**Dataset items:**
================

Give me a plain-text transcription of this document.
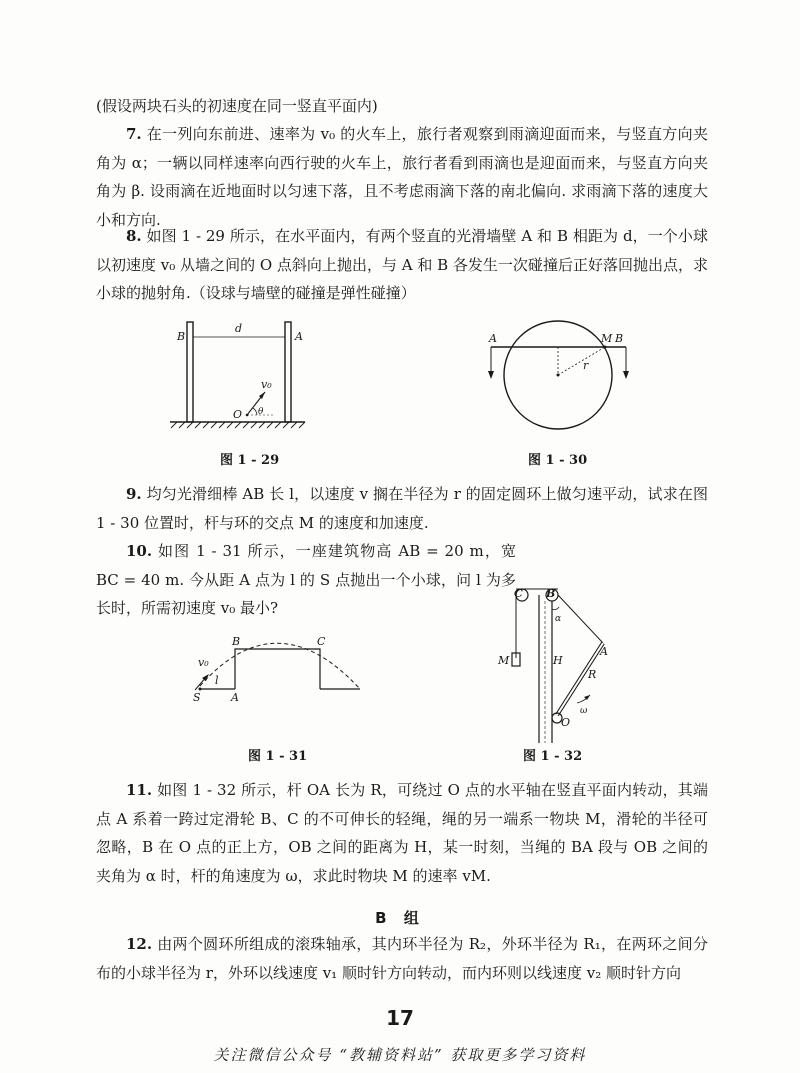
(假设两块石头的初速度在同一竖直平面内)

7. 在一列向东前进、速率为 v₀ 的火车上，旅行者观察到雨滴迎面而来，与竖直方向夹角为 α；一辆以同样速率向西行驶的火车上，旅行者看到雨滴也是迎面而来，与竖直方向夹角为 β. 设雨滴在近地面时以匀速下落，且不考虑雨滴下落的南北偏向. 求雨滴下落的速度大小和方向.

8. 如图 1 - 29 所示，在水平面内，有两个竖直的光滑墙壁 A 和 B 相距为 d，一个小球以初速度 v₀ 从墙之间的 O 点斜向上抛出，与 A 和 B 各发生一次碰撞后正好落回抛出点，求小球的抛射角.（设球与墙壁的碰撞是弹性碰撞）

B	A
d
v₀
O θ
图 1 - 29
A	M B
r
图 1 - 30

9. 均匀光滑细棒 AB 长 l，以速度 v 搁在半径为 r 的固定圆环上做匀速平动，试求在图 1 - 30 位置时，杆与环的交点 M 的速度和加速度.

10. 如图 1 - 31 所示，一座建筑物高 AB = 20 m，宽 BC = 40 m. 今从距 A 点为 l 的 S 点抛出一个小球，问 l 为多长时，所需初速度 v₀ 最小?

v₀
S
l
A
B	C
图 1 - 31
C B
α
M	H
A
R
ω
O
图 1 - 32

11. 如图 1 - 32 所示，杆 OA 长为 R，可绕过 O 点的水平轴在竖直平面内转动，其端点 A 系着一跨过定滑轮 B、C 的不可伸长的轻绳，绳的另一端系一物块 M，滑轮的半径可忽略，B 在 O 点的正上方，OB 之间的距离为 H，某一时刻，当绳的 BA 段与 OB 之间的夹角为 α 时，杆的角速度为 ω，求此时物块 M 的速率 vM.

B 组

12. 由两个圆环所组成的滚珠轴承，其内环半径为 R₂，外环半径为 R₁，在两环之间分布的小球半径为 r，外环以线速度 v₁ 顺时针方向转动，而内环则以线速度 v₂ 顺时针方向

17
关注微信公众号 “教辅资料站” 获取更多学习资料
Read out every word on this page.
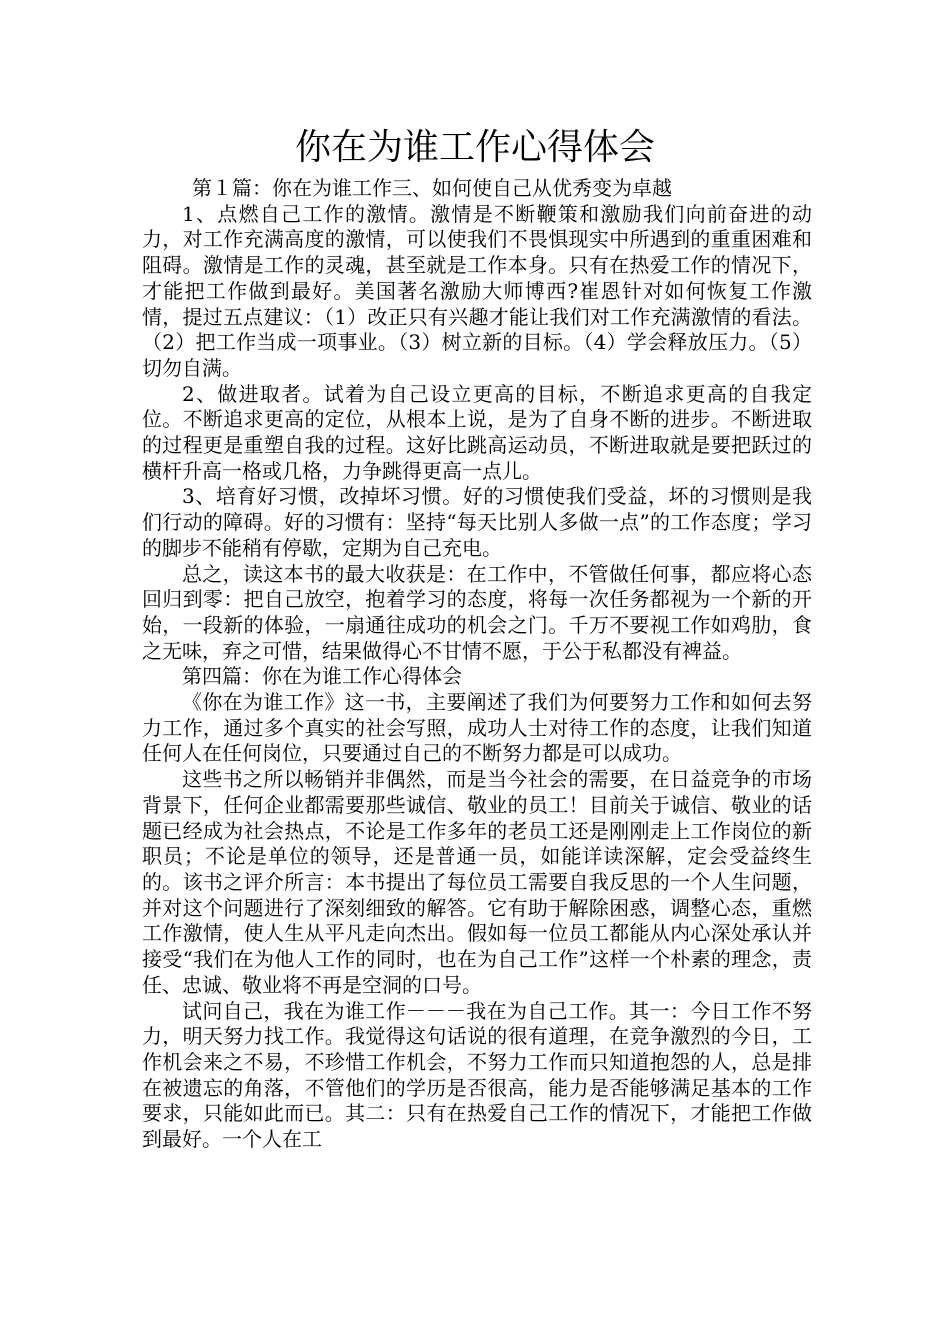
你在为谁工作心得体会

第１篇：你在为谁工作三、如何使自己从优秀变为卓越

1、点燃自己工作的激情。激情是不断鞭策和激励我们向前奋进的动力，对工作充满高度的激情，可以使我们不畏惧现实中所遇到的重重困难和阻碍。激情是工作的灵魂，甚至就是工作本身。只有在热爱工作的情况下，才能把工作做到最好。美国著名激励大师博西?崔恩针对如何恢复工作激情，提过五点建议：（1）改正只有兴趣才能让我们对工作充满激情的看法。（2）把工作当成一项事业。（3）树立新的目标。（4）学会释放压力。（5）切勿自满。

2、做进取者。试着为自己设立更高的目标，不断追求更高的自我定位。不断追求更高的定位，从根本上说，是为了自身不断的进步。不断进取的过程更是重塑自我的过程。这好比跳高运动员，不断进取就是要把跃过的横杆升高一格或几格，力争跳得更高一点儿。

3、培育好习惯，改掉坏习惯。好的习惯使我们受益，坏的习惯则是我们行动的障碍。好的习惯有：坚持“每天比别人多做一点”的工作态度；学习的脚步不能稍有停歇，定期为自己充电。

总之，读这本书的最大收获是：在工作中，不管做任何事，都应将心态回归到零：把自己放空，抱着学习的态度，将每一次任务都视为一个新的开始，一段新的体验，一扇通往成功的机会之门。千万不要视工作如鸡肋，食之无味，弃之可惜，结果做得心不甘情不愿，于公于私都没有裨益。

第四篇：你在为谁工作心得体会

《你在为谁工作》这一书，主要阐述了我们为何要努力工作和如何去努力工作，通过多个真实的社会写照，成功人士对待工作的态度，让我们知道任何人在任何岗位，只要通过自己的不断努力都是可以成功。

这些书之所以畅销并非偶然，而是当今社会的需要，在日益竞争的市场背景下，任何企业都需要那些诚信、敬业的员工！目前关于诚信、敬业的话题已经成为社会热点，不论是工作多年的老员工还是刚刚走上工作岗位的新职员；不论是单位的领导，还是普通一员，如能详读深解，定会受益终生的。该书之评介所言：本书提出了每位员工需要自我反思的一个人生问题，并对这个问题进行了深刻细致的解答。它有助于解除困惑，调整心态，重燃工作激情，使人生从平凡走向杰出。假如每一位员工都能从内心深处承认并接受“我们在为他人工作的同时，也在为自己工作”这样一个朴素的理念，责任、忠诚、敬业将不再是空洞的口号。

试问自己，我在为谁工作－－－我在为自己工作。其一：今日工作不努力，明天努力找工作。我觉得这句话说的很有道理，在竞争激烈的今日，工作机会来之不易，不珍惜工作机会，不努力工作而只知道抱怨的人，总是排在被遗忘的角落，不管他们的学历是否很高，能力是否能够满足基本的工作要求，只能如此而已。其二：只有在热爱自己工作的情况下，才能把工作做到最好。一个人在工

================

Pick out, from the lines above, every one that contains the string "才能把工作做到最好".

1、点燃自己工作的激情。激情是不断鞭策和激励我们向前奋进的动力，对工作充满高度的激情，可以使我们不畏惧现实中所遇到的重重困难和阻碍。激情是工作的灵魂，甚至就是工作本身。只有在热爱工作的情况下，才能把工作做到最好。美国著名激励大师博西?崔恩针对如何恢复工作激情，提过五点建议：（1）改正只有兴趣才能让我们对工作充满激情的看法。（2）把工作当成一项事业。（3）树立新的目标。（4）学会释放压力。（5）切勿自满。
试问自己，我在为谁工作－－－我在为自己工作。其一：今日工作不努力，明天努力找工作。我觉得这句话说的很有道理，在竞争激烈的今日，工作机会来之不易，不珍惜工作机会，不努力工作而只知道抱怨的人，总是排在被遗忘的角落，不管他们的学历是否很高，能力是否能够满足基本的工作要求，只能如此而已。其二：只有在热爱自己工作的情况下，才能把工作做到最好。一个人在工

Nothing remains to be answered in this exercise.